>> start GIVEN ENTRIES

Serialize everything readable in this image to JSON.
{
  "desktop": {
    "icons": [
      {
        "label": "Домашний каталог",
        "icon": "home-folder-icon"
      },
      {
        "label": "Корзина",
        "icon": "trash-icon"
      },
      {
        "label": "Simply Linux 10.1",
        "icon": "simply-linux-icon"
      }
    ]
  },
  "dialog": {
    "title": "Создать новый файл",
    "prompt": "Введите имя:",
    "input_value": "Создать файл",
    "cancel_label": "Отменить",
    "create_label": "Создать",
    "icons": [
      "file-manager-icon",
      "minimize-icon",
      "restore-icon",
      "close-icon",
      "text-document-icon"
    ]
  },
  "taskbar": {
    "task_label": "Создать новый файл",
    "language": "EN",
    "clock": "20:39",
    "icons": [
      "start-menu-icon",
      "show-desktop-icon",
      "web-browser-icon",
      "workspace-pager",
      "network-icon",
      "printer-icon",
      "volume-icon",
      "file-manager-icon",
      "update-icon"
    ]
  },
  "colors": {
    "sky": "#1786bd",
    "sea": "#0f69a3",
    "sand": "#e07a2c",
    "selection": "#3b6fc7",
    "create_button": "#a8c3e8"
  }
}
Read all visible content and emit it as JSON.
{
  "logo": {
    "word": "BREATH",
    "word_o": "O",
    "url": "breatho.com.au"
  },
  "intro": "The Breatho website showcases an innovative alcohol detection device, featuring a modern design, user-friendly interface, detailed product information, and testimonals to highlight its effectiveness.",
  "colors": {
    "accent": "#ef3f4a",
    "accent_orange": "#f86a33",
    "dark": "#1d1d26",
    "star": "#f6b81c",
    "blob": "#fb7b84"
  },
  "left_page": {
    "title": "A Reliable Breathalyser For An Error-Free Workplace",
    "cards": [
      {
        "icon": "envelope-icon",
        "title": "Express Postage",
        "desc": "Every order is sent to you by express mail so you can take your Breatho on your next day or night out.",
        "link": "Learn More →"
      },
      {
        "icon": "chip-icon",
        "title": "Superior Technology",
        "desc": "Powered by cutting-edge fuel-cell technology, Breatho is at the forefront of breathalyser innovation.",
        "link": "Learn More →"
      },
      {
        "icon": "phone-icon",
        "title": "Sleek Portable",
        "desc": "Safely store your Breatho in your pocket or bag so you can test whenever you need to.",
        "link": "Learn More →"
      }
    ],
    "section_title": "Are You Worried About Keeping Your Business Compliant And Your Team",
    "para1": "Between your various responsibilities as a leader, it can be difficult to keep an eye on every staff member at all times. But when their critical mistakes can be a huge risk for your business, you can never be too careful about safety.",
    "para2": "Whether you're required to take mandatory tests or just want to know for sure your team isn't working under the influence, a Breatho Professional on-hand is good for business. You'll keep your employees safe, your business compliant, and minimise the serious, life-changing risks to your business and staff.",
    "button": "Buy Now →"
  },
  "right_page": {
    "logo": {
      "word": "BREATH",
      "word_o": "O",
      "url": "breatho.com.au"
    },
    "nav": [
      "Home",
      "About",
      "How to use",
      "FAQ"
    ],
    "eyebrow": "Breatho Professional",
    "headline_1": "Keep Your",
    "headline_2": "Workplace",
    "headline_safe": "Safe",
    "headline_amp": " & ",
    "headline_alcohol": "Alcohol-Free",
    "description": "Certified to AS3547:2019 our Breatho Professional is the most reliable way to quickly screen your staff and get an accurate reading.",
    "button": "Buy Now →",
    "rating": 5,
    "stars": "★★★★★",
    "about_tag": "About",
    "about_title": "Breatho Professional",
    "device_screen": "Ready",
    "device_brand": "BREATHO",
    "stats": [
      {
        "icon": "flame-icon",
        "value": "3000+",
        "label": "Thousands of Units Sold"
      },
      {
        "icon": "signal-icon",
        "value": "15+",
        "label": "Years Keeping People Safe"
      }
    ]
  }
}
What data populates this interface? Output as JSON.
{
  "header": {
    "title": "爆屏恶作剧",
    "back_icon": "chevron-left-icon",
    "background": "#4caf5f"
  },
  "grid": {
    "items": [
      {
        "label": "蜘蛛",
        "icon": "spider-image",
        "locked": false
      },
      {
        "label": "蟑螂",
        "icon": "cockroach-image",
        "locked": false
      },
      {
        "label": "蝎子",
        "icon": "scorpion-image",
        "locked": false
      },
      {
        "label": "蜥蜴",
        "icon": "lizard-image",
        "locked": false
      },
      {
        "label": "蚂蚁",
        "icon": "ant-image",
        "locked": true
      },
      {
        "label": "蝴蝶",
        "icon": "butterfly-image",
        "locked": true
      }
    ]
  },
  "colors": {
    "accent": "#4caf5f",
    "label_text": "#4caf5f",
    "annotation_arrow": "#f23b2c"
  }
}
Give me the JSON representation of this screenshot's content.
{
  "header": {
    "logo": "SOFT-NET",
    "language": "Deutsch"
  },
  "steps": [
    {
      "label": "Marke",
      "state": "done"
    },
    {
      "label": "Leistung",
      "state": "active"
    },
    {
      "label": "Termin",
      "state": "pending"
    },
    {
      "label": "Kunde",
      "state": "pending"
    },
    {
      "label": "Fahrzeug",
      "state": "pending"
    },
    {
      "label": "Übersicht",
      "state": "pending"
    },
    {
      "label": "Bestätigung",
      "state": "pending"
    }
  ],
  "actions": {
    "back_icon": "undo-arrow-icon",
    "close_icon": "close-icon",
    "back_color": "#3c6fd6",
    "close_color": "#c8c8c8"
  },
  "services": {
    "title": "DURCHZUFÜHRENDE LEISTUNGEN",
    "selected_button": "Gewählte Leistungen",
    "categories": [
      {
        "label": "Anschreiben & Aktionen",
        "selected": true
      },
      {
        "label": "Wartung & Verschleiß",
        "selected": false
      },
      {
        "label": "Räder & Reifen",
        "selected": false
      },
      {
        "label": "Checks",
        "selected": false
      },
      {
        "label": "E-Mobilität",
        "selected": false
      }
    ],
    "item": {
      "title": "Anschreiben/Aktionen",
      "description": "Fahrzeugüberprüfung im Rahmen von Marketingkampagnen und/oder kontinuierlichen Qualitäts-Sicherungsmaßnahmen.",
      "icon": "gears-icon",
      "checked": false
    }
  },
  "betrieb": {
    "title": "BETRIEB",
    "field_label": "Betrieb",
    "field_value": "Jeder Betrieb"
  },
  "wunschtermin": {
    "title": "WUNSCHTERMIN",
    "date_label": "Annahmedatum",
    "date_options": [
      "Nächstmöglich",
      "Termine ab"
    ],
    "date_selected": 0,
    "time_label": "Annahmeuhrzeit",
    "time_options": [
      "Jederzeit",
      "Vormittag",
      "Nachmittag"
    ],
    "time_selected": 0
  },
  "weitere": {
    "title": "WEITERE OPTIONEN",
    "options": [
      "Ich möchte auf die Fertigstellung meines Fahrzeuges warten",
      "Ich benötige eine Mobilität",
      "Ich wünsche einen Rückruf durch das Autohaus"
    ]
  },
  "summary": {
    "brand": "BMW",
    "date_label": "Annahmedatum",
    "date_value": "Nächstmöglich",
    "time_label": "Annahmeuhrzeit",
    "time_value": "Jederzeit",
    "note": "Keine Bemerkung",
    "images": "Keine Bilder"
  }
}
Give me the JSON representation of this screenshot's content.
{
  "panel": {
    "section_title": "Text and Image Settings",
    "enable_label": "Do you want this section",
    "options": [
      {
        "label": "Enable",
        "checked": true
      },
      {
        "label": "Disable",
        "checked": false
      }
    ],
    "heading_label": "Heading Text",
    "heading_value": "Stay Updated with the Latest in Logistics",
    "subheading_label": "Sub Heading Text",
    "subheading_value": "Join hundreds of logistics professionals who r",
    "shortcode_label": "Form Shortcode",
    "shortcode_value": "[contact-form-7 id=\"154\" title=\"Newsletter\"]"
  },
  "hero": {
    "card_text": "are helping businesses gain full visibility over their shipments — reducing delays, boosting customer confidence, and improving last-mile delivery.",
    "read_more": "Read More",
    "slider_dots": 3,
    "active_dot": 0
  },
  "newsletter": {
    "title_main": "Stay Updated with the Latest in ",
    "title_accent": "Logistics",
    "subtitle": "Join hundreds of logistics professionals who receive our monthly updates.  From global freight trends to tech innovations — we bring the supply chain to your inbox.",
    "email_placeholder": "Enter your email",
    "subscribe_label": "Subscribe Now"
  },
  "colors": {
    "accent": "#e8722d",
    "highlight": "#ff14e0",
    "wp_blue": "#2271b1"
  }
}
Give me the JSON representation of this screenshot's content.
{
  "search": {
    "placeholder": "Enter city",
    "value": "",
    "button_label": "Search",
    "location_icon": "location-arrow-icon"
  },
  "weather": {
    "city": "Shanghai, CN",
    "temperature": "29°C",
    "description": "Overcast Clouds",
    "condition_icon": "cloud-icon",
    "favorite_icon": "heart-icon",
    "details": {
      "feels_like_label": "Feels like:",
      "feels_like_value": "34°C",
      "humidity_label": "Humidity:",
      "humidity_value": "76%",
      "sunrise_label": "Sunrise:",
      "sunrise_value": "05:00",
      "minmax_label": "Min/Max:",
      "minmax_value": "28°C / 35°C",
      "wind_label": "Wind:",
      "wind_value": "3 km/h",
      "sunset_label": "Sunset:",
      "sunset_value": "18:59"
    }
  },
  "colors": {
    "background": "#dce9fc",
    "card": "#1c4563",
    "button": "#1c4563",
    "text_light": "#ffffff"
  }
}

>> end GIVEN ENTRIES

> _OBJECTIVE_
Look through the records and gather every line containing "highlight".

> _TASK SOLUTION_
  "intro": "The Breatho website showcases an innovative alcohol detection device, featuring a modern design, user-friendly interface, detailed product information, and testimonals to highlight its effectiveness.",
    "highlight": "#ff14e0",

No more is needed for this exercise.